## Challenge
Each entry has to be copied exactly, with nothing missed.

## Supplied data
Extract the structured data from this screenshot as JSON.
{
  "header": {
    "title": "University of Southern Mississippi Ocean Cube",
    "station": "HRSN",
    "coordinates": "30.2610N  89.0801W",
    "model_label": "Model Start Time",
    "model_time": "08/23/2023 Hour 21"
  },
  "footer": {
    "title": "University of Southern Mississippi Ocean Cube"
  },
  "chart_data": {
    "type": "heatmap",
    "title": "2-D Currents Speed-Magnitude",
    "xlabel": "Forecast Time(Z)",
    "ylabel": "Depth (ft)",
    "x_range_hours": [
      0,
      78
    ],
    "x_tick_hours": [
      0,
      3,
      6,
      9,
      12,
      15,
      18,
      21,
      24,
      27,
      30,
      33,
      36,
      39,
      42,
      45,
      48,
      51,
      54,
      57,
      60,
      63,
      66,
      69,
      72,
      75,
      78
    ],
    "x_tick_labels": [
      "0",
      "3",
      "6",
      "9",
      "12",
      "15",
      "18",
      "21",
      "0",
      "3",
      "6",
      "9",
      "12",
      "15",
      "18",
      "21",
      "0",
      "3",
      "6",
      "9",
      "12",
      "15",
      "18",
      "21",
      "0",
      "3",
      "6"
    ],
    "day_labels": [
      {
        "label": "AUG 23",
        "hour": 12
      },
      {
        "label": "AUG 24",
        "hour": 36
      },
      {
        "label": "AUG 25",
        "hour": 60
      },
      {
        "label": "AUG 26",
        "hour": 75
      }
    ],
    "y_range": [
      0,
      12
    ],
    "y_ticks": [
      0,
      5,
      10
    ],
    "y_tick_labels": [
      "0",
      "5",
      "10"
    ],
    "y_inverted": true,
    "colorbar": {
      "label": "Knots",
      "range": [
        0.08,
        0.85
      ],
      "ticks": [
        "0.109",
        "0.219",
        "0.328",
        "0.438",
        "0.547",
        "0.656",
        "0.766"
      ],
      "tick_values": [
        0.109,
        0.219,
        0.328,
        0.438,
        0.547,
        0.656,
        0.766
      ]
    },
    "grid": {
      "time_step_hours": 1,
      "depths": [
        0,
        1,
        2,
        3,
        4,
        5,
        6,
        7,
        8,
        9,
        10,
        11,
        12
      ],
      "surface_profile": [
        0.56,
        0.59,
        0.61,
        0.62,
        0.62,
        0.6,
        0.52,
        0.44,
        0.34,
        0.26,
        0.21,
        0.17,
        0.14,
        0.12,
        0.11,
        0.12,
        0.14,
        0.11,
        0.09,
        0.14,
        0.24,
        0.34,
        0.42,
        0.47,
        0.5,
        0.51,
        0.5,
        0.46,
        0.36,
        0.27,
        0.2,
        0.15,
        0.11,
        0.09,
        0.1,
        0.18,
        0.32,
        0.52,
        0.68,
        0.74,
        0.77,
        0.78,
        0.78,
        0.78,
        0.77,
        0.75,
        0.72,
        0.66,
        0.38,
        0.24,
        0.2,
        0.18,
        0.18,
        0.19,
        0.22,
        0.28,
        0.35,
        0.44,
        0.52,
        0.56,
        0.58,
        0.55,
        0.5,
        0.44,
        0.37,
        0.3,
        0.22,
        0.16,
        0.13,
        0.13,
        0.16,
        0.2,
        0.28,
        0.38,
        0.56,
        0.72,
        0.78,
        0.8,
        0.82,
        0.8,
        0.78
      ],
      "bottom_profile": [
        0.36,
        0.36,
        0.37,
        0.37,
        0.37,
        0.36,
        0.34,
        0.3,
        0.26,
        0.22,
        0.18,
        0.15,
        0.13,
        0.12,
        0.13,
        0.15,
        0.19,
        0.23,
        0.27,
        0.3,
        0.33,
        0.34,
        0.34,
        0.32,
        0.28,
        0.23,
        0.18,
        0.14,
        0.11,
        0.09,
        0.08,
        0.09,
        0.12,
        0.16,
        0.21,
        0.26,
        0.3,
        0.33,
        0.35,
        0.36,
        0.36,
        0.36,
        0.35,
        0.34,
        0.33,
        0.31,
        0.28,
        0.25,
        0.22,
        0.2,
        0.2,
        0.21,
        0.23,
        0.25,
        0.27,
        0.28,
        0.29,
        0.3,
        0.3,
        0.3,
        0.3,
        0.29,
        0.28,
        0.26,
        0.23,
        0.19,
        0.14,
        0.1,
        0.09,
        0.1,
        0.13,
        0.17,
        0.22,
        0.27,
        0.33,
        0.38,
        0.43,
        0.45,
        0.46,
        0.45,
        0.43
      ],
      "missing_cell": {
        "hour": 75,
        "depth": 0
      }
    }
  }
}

## Exercise result
Extract the structured data from this screenshot as JSON.
{
  "header": {
    "title": "University of Southern Mississippi Ocean Cube",
    "station": "HRSN",
    "coordinates": "30.2610N  89.0801W",
    "model_label": "Model Start Time",
    "model_time": "08/23/2023 Hour 21"
  },
  "footer": {
    "title": "University of Southern Mississippi Ocean Cube"
  },
  "chart_data": {
    "type": "heatmap",
    "title": "2-D Currents Speed-Magnitude",
    "xlabel": "Forecast Time(Z)",
    "ylabel": "Depth (ft)",
    "x_range_hours": [
      0,
      78
    ],
    "x_tick_hours": [
      0,
      3,
      6,
      9,
      12,
      15,
      18,
      21,
      24,
      27,
      30,
      33,
      36,
      39,
      42,
      45,
      48,
      51,
      54,
      57,
      60,
      63,
      66,
      69,
      72,
      75,
      78
    ],
    "x_tick_labels": [
      "0",
      "3",
      "6",
      "9",
      "12",
      "15",
      "18",
      "21",
      "0",
      "3",
      "6",
      "9",
      "12",
      "15",
      "18",
      "21",
      "0",
      "3",
      "6",
      "9",
      "12",
      "15",
      "18",
      "21",
      "0",
      "3",
      "6"
    ],
    "day_labels": [
      {
        "label": "AUG 23",
        "hour": 12
      },
      {
        "label": "AUG 24",
        "hour": 36
      },
      {
        "label": "AUG 25",
        "hour": 60
      },
      {
        "label": "AUG 26",
        "hour": 75
      }
    ],
    "y_range": [
      0,
      12
    ],
    "y_ticks": [
      0,
      5,
      10
    ],
    "y_tick_labels": [
      "0",
      "5",
      "10"
    ],
    "y_inverted": true,
    "colorbar": {
      "label": "Knots",
      "range": [
        0.08,
        0.85
      ],
      "ticks": [
        "0.109",
        "0.219",
        "0.328",
        "0.438",
        "0.547",
        "0.656",
        "0.766"
      ],
      "tick_values": [
        0.109,
        0.219,
        0.328,
        0.438,
        0.547,
        0.656,
        0.766
      ]
    },
    "grid": {
      "time_step_hours": 1,
      "depths": [
        0,
        1,
        2,
        3,
        4,
        5,
        6,
        7,
        8,
        9,
        10,
        11,
        12
      ],
      "surface_profile": [
        0.56,
        0.59,
        0.61,
        0.62,
        0.62,
        0.6,
        0.52,
        0.44,
        0.34,
        0.26,
        0.21,
        0.17,
        0.14,
        0.12,
        0.11,
        0.12,
        0.14,
        0.11,
        0.09,
        0.14,
        0.24,
        0.34,
        0.42,
        0.47,
        0.5,
        0.51,
        0.5,
        0.46,
        0.36,
        0.27,
        0.2,
        0.15,
        0.11,
        0.09,
        0.1,
        0.18,
        0.32,
        0.52,
        0.68,
        0.74,
        0.77,
        0.78,
        0.78,
        0.78,
        0.77,
        0.75,
        0.72,
        0.66,
        0.38,
        0.24,
        0.2,
        0.18,
        0.18,
        0.19,
        0.22,
        0.28,
        0.35,
        0.44,
        0.52,
        0.56,
        0.58,
        0.55,
        0.5,
        0.44,
        0.37,
        0.3,
        0.22,
        0.16,
        0.13,
        0.13,
        0.16,
        0.2,
        0.28,
        0.38,
        0.56,
        0.72,
        0.78,
        0.8,
        0.82,
        0.8,
        0.78
      ],
      "bottom_profile": [
        0.36,
        0.36,
        0.37,
        0.37,
        0.37,
        0.36,
        0.34,
        0.3,
        0.26,
        0.22,
        0.18,
        0.15,
        0.13,
        0.12,
        0.13,
        0.15,
        0.19,
        0.23,
        0.27,
        0.3,
        0.33,
        0.34,
        0.34,
        0.32,
        0.28,
        0.23,
        0.18,
        0.14,
        0.11,
        0.09,
        0.08,
        0.09,
        0.12,
        0.16,
        0.21,
        0.26,
        0.3,
        0.33,
        0.35,
        0.36,
        0.36,
        0.36,
        0.35,
        0.34,
        0.33,
        0.31,
        0.28,
        0.25,
        0.22,
        0.2,
        0.2,
        0.21,
        0.23,
        0.25,
        0.27,
        0.28,
        0.29,
        0.3,
        0.3,
        0.3,
        0.3,
        0.29,
        0.28,
        0.26,
        0.23,
        0.19,
        0.14,
        0.1,
        0.09,
        0.1,
        0.13,
        0.17,
        0.22,
        0.27,
        0.33,
        0.38,
        0.43,
        0.45,
        0.46,
        0.45,
        0.43
      ],
      "missing_cell": {
        "hour": 75,
        "depth": 0
      }
    }
  }
}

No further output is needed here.